Job.
From the entries provided below, copy each line that contains the word "Giêsu".

Data rows.
================

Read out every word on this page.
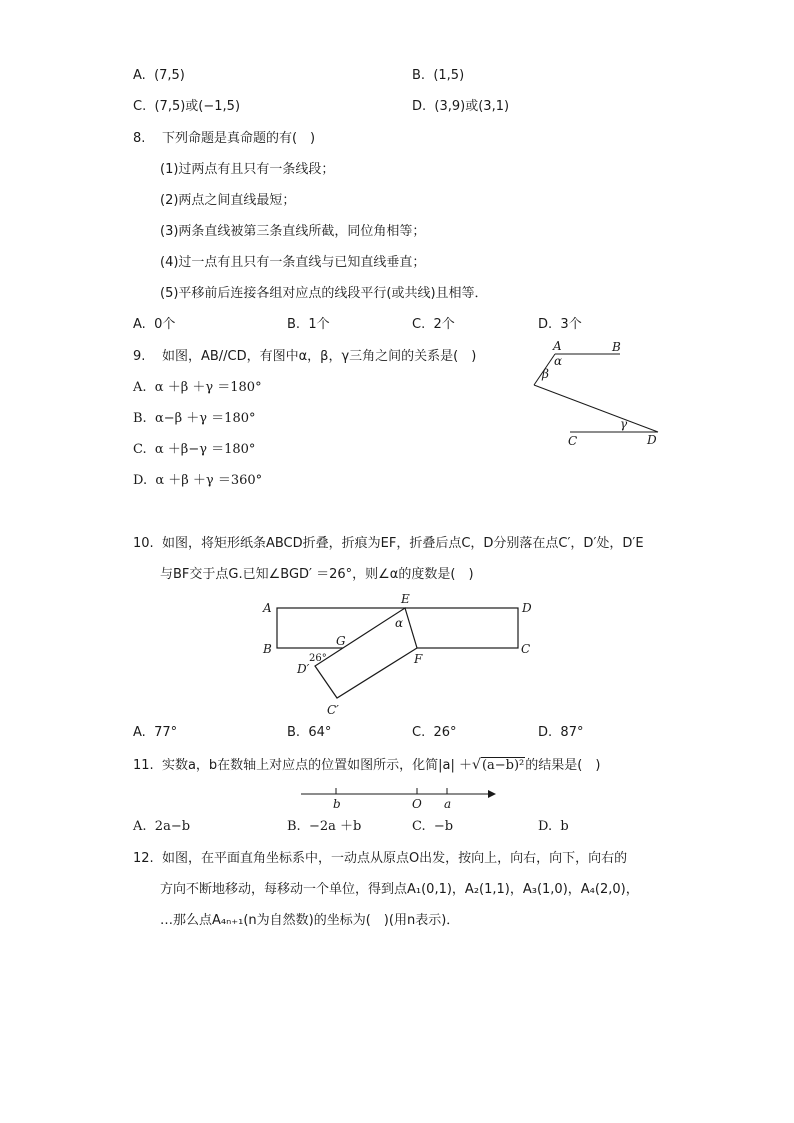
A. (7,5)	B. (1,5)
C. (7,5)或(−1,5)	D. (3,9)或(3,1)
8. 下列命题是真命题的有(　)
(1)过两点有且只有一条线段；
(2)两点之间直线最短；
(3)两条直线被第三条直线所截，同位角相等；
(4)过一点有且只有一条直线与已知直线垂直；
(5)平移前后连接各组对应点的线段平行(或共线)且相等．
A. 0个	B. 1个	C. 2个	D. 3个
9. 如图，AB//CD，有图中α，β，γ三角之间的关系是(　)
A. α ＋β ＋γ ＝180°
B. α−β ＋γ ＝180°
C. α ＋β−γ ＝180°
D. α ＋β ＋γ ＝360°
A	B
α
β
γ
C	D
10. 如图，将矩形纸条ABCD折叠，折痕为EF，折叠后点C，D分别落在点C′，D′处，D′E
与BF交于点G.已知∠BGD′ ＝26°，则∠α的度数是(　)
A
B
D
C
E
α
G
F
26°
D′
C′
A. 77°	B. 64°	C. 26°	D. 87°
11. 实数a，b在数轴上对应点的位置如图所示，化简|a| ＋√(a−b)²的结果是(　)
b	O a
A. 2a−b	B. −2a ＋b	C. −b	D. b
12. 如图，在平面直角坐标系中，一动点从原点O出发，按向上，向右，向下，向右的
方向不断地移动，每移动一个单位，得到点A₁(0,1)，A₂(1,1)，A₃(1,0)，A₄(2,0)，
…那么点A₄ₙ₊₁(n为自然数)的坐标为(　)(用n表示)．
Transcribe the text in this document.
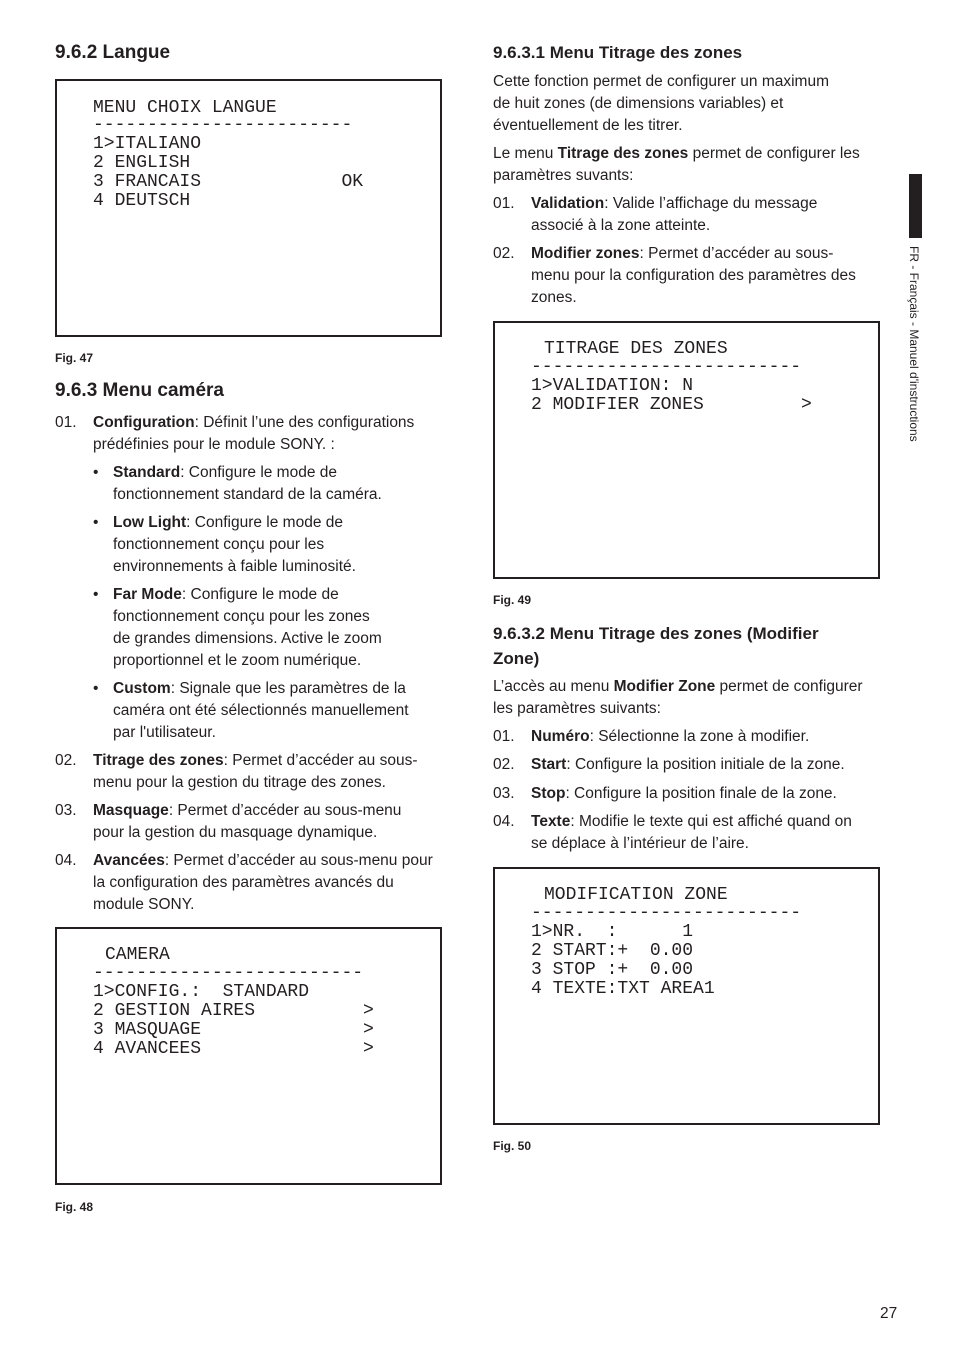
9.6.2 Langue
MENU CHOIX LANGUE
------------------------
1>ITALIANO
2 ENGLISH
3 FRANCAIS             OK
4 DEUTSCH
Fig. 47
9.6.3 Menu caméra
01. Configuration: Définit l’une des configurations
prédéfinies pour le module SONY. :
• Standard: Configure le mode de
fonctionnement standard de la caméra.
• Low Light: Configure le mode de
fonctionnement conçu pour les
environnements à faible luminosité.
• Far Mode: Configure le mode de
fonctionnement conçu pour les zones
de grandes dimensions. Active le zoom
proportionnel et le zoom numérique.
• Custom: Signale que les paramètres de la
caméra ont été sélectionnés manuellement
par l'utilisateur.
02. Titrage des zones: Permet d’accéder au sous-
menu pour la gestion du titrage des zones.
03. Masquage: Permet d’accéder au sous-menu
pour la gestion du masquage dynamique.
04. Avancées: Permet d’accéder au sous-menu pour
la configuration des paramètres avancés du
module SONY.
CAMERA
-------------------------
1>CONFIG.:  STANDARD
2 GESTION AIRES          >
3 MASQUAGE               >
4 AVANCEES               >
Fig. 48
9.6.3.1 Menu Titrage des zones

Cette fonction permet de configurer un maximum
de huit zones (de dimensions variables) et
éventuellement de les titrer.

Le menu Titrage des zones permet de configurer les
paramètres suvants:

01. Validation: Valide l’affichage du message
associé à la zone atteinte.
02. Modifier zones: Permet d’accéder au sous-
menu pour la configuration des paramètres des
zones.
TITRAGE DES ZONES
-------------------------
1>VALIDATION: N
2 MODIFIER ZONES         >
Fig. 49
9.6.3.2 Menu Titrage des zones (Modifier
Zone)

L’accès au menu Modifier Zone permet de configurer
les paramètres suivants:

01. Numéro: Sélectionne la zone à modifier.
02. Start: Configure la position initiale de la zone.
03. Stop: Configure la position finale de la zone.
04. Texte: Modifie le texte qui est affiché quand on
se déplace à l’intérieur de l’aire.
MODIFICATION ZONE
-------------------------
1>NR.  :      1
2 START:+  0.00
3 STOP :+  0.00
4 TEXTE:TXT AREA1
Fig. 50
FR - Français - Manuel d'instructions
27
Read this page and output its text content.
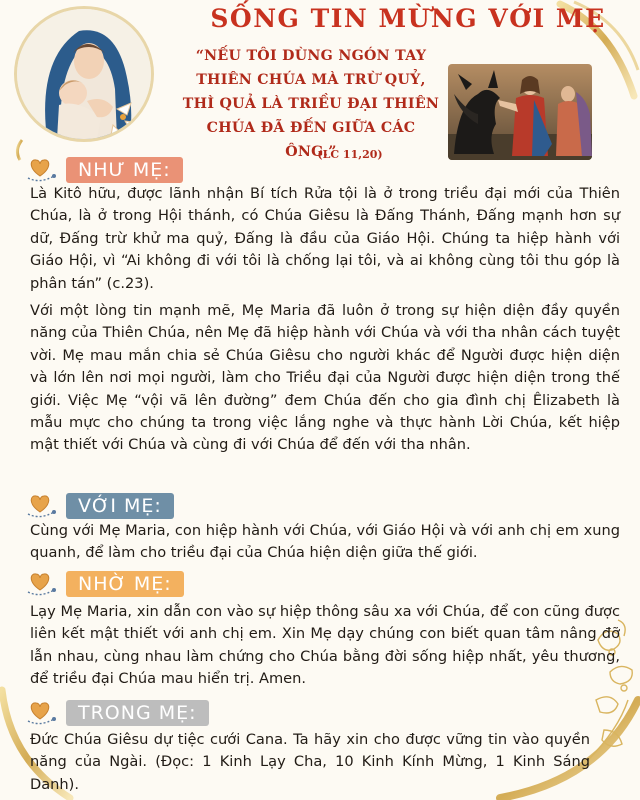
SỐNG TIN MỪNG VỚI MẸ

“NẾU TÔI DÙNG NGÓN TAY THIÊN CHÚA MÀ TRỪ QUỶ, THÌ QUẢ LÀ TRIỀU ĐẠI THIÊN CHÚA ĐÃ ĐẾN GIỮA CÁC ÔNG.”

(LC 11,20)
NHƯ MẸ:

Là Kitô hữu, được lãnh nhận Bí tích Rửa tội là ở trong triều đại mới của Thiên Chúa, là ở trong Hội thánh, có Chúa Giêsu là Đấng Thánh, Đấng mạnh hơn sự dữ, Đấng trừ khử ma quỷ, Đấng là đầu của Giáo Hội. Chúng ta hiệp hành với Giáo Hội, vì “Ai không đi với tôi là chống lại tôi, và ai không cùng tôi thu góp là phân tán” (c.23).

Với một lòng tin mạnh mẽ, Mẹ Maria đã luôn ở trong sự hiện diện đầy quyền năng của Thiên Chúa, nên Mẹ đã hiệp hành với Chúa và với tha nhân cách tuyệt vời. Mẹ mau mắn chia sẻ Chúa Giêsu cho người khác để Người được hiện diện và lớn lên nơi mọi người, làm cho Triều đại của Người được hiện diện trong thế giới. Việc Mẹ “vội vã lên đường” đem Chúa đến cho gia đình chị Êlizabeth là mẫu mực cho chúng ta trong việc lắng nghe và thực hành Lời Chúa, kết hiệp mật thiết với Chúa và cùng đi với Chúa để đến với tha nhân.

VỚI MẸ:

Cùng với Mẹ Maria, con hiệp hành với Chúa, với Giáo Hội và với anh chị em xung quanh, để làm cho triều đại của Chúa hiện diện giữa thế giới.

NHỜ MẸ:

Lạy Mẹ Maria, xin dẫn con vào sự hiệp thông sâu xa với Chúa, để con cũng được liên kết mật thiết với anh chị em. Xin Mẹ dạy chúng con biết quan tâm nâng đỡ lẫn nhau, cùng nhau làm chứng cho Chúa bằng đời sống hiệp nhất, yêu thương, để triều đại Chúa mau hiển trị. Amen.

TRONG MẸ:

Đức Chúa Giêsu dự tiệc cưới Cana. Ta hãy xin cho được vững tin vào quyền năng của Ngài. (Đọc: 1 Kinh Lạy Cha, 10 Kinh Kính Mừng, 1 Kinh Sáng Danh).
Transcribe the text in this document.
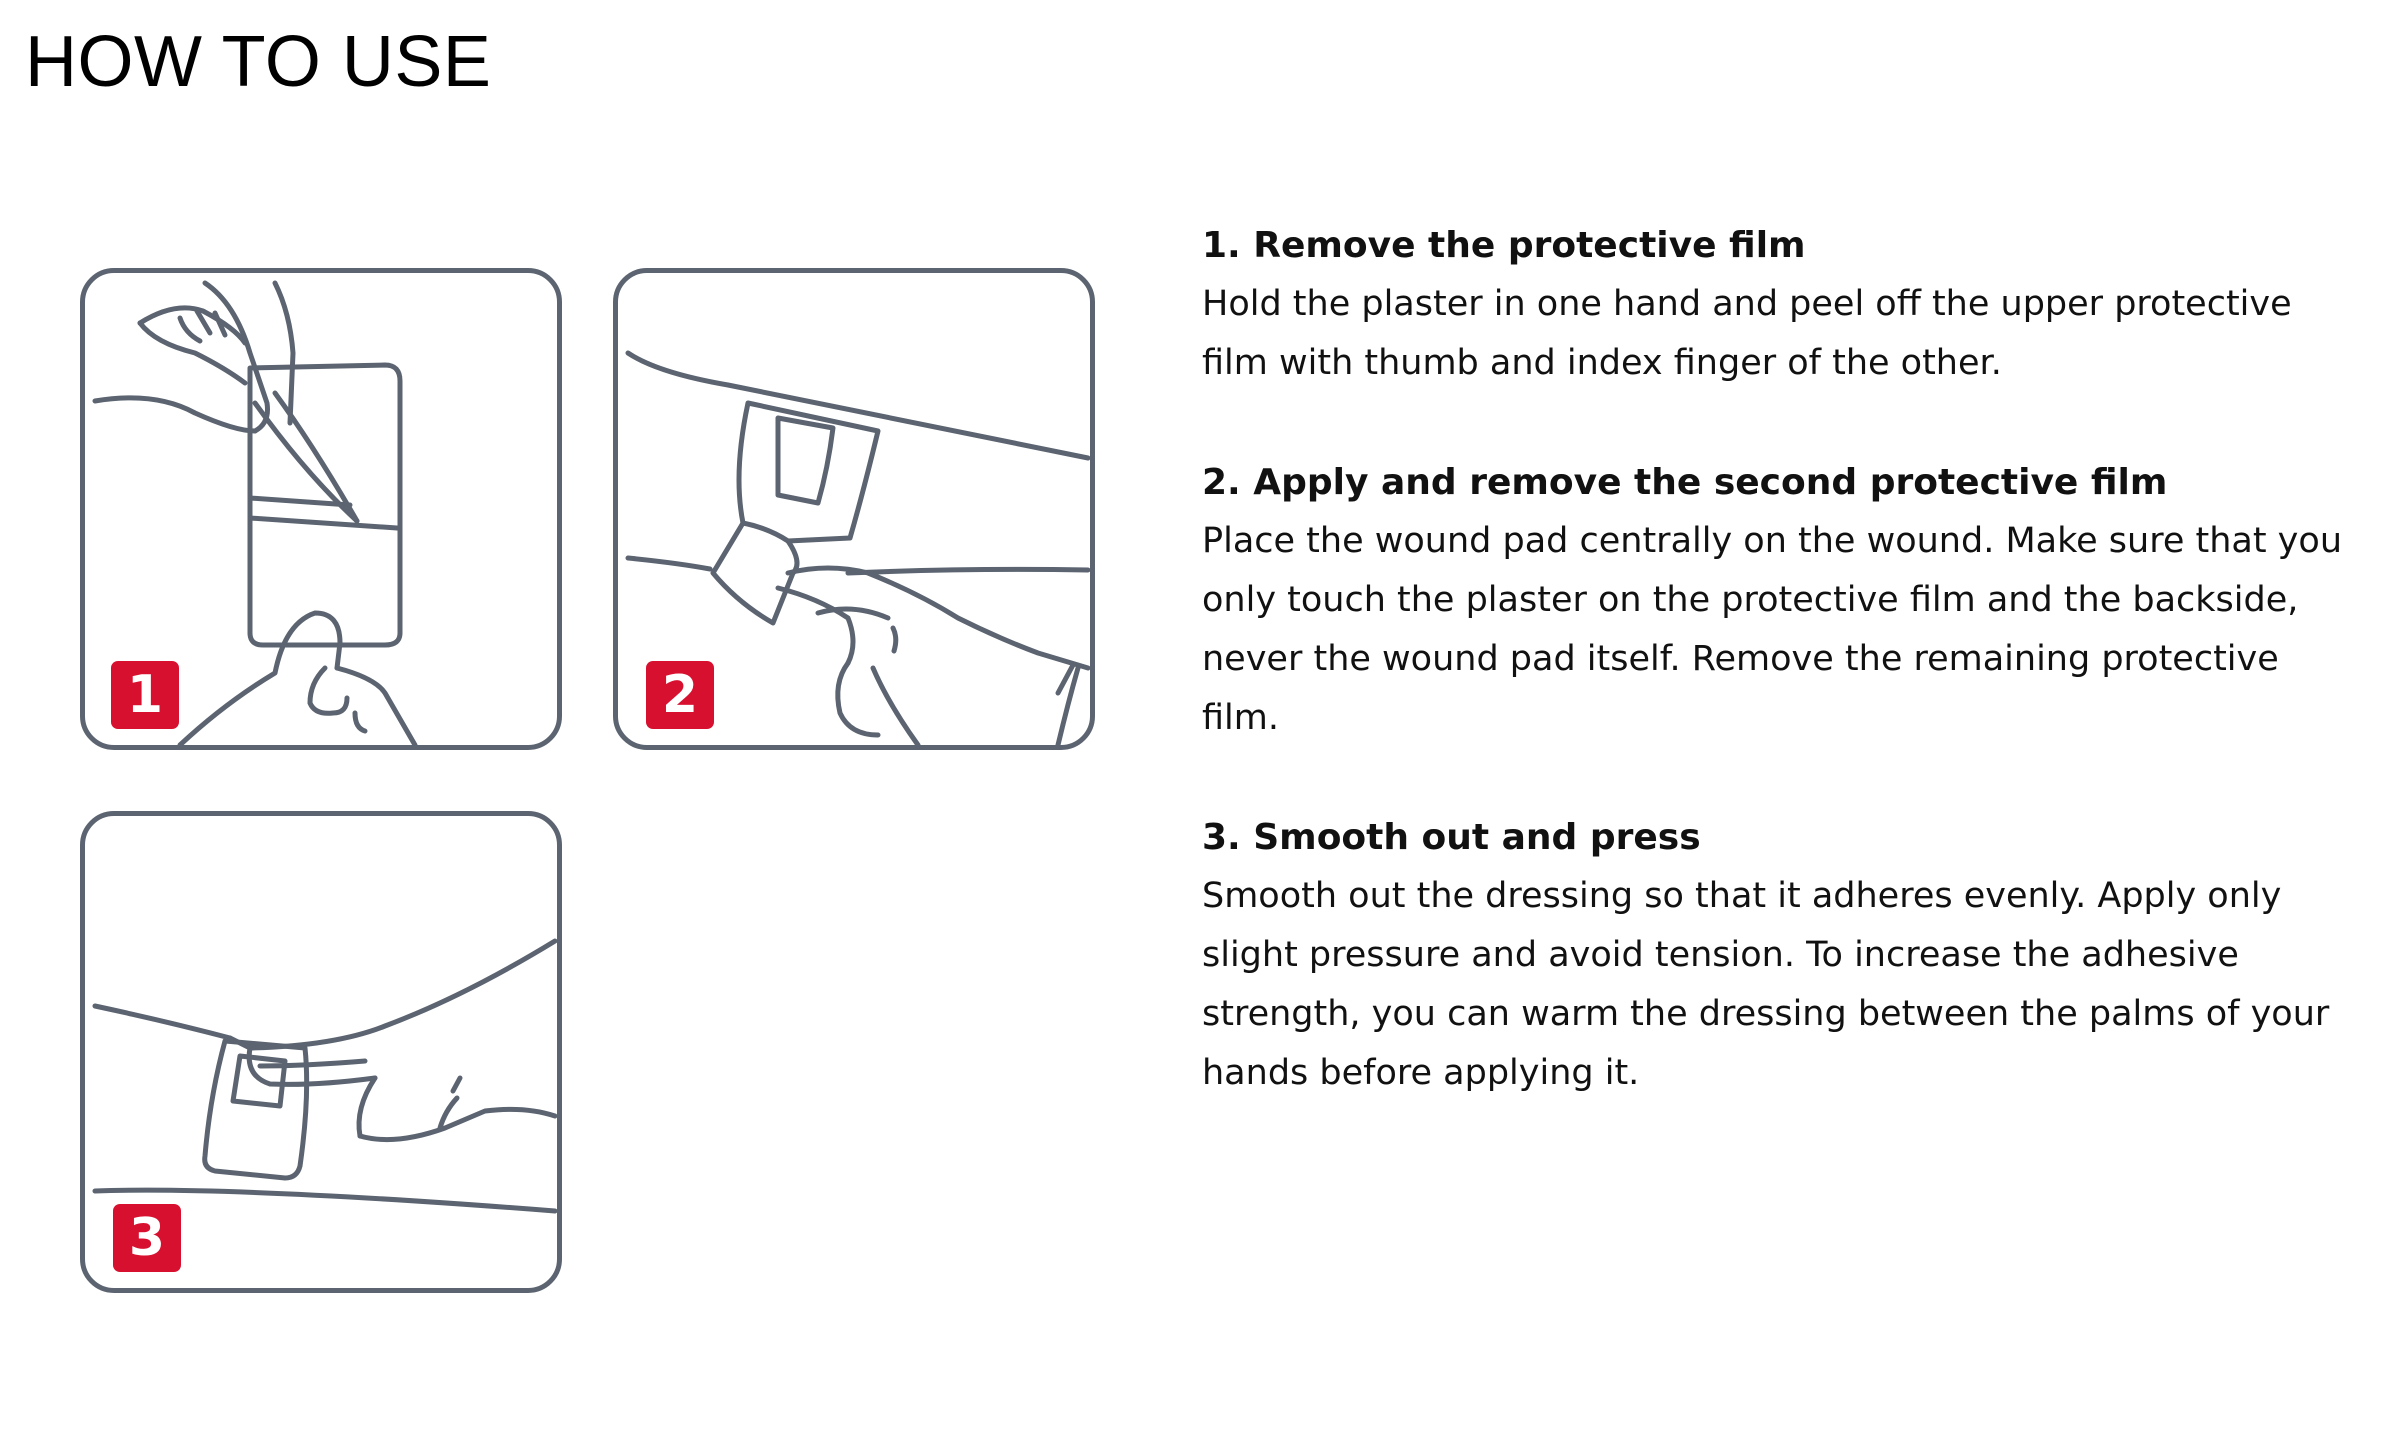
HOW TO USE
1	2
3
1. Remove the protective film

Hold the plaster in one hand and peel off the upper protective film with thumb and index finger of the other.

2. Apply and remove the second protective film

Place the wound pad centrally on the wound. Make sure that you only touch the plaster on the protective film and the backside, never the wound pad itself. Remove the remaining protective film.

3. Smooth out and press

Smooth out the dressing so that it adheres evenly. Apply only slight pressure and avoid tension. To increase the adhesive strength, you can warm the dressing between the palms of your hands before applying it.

================

Exercise result.
Là Kitô hữu, được lãnh nhận Bí tích Rửa tội là ở trong triều đại mới của Thiên Chúa, là ở trong Hội thánh, có Chúa Giêsu là Đấng Thánh, Đấng mạnh hơn sự dữ, Đấng trừ khử ma quỷ, Đấng là đầu của Giáo Hội. Chúng ta hiệp hành với Giáo Hội, vì “Ai không đi với tôi là chống lại tôi, và ai không cùng tôi thu góp là phân tán” (c.23).
Với một lòng tin mạnh mẽ, Mẹ Maria đã luôn ở trong sự hiện diện đầy quyền năng của Thiên Chúa, nên Mẹ đã hiệp hành với Chúa và với tha nhân cách tuyệt vời. Mẹ mau mắn chia sẻ Chúa Giêsu cho người khác để Người được hiện diện và lớn lên nơi mọi người, làm cho Triều đại của Người được hiện diện trong thế giới. Việc Mẹ “vội vã lên đường” đem Chúa đến cho gia đình chị Êlizabeth là mẫu mực cho chúng ta trong việc lắng nghe và thực hành Lời Chúa, kết hiệp mật thiết với Chúa và cùng đi với Chúa để đến với tha nhân.
Đức Chúa Giêsu dự tiệc cưới Cana. Ta hãy xin cho được vững tin vào quyền năng của Ngài. (Đọc: 1 Kinh Lạy Cha, 10 Kinh Kính Mừng, 1 Kinh Sáng Danh).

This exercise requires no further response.